> [AVAILABLE DATA]
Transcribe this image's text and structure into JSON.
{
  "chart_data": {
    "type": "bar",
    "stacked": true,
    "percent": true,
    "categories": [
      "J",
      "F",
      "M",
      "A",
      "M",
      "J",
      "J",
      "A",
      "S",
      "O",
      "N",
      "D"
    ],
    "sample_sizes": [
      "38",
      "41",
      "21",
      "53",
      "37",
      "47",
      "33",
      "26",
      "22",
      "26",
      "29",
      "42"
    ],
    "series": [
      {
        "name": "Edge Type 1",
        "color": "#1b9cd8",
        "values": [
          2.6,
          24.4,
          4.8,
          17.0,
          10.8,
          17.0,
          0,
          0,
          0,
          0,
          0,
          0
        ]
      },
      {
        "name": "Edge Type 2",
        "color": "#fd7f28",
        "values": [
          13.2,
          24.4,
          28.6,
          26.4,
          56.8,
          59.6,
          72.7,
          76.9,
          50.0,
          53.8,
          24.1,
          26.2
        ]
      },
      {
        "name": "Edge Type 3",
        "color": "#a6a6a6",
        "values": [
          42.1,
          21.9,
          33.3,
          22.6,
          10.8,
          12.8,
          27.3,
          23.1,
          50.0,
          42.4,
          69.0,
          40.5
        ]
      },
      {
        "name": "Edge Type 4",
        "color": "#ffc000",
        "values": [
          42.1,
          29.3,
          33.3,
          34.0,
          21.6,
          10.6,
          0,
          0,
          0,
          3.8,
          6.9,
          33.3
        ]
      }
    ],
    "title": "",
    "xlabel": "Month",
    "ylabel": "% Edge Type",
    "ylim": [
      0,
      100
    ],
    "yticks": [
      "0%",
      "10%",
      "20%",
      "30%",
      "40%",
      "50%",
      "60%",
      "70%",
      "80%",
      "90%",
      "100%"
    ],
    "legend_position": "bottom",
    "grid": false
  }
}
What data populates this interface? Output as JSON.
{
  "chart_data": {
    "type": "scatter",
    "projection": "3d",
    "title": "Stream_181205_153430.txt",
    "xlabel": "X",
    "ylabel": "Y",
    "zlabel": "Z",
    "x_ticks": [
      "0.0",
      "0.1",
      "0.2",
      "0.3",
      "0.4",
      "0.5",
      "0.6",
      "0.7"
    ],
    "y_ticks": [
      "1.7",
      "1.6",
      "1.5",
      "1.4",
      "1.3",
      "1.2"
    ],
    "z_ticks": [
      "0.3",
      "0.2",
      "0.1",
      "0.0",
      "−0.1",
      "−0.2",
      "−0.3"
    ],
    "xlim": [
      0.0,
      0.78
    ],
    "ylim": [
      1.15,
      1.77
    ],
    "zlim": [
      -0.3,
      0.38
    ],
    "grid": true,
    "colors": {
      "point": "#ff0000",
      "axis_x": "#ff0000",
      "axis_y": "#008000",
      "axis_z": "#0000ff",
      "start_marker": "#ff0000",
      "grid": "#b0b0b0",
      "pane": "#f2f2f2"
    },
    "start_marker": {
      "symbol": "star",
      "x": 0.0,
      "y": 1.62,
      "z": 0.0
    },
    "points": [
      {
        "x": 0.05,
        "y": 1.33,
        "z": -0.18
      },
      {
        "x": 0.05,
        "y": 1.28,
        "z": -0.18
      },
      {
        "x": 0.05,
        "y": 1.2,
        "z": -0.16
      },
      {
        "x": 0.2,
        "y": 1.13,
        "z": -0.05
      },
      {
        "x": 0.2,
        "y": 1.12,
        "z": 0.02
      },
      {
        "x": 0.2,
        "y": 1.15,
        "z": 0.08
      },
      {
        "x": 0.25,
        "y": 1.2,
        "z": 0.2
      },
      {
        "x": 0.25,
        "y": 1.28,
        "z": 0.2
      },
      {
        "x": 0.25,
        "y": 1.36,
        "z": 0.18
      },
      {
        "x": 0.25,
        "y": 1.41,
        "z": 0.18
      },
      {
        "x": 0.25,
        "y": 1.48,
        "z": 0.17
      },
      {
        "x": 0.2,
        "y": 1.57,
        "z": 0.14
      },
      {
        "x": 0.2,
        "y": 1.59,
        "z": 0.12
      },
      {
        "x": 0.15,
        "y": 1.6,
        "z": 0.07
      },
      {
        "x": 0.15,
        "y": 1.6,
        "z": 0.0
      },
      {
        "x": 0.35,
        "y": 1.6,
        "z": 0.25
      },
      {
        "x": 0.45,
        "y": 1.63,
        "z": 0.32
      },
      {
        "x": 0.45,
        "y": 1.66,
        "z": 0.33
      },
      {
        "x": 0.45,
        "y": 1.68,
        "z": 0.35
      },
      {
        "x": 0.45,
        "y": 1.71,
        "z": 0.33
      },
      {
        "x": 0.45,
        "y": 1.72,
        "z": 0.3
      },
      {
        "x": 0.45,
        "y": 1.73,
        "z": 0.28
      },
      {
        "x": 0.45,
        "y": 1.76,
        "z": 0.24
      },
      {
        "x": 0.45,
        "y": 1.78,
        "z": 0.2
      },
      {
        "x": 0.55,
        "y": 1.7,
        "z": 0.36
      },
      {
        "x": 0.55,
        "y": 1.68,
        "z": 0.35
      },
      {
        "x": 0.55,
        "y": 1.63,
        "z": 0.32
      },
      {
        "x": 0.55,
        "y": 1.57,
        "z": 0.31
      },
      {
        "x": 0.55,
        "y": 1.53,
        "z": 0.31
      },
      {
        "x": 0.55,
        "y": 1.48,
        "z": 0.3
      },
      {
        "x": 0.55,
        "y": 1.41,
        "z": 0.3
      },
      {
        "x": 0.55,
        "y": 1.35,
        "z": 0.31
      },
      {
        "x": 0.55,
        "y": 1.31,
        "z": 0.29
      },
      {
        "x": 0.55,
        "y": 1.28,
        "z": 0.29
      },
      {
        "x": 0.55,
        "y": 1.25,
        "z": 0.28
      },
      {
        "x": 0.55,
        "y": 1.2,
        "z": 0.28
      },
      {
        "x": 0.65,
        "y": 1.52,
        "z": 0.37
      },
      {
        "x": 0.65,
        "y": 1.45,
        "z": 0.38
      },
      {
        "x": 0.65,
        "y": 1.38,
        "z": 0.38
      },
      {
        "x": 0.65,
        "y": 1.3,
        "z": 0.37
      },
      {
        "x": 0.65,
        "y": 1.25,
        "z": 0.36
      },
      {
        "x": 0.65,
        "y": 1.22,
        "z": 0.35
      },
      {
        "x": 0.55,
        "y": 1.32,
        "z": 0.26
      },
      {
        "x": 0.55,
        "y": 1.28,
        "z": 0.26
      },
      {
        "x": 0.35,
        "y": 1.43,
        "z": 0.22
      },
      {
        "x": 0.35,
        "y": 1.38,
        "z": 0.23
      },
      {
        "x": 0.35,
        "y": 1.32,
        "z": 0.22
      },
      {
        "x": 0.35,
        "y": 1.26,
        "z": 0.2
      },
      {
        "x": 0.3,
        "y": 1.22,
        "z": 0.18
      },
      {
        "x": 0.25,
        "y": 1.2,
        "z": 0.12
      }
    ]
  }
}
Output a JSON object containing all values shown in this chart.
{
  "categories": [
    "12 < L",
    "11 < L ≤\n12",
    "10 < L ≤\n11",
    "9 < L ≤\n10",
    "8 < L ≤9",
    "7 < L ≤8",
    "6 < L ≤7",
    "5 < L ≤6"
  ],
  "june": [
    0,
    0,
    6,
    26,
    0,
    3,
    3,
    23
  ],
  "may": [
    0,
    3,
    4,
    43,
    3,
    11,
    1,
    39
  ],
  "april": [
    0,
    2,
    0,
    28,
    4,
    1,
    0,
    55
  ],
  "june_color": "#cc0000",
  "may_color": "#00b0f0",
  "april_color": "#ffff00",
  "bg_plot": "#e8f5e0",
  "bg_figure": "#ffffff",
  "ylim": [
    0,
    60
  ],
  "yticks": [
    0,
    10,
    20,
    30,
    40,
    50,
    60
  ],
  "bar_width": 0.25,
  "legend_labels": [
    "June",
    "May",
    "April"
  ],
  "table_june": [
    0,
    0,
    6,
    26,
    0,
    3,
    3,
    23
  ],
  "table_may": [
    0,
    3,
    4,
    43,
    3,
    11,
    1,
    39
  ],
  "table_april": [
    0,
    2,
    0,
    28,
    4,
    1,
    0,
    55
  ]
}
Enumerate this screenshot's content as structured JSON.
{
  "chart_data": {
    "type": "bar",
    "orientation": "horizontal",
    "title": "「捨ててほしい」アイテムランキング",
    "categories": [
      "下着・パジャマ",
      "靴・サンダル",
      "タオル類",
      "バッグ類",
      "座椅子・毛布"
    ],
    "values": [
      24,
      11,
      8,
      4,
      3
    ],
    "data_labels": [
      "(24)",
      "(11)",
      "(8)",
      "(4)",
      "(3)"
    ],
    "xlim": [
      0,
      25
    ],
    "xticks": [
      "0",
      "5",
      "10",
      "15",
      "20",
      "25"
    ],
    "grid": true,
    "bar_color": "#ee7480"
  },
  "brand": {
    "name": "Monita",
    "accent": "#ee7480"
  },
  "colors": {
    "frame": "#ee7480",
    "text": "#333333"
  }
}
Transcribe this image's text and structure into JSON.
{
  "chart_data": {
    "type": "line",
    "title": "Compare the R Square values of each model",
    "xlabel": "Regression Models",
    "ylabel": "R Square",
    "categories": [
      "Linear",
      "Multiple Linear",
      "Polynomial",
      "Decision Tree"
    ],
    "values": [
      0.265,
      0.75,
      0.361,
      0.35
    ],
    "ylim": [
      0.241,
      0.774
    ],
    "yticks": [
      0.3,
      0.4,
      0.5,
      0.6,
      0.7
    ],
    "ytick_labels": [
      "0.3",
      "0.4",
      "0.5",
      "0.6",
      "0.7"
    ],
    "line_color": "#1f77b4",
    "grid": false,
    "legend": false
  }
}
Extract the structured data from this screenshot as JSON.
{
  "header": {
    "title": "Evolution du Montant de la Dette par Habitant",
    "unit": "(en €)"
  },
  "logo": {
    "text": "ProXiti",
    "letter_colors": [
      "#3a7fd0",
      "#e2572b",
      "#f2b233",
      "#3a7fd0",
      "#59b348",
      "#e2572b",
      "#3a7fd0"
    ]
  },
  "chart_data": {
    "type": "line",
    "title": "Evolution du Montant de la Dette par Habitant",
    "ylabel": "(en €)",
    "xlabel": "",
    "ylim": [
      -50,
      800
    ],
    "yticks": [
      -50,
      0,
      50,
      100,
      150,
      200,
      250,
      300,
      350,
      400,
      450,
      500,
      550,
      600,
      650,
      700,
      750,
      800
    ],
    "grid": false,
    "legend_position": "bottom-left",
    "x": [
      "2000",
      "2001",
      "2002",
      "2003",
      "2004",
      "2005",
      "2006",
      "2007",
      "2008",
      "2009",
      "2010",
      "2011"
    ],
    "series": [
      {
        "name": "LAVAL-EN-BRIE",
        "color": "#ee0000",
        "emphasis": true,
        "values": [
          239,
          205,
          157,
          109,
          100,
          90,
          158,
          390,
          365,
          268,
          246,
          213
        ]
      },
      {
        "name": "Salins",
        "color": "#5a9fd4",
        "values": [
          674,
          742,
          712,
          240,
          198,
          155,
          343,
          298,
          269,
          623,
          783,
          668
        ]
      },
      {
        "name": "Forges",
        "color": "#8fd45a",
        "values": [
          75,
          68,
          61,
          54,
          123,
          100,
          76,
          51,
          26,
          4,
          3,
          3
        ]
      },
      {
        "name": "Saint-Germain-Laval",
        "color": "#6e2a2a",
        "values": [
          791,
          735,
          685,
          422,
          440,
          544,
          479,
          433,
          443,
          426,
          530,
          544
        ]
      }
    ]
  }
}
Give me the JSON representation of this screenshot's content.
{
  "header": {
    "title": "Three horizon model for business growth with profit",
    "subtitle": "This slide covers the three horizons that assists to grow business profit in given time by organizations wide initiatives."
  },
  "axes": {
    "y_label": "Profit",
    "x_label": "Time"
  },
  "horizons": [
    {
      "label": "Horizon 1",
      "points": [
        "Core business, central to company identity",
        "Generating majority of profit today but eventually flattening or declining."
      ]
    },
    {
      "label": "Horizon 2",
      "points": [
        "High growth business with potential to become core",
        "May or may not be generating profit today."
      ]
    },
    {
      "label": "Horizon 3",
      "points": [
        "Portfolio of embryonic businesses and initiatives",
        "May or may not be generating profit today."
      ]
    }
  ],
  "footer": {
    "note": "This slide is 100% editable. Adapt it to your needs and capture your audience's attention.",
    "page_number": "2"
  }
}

> [WHAT YOU SHOULD DO] Write out each line of the data that holds the string "initiatives".

> [WRITTEN RESPONSE]
    "subtitle": "This slide covers the three horizons that assists to grow business profit in given time by organizations wide initiatives."
        "Portfolio of embryonic businesses and initiatives",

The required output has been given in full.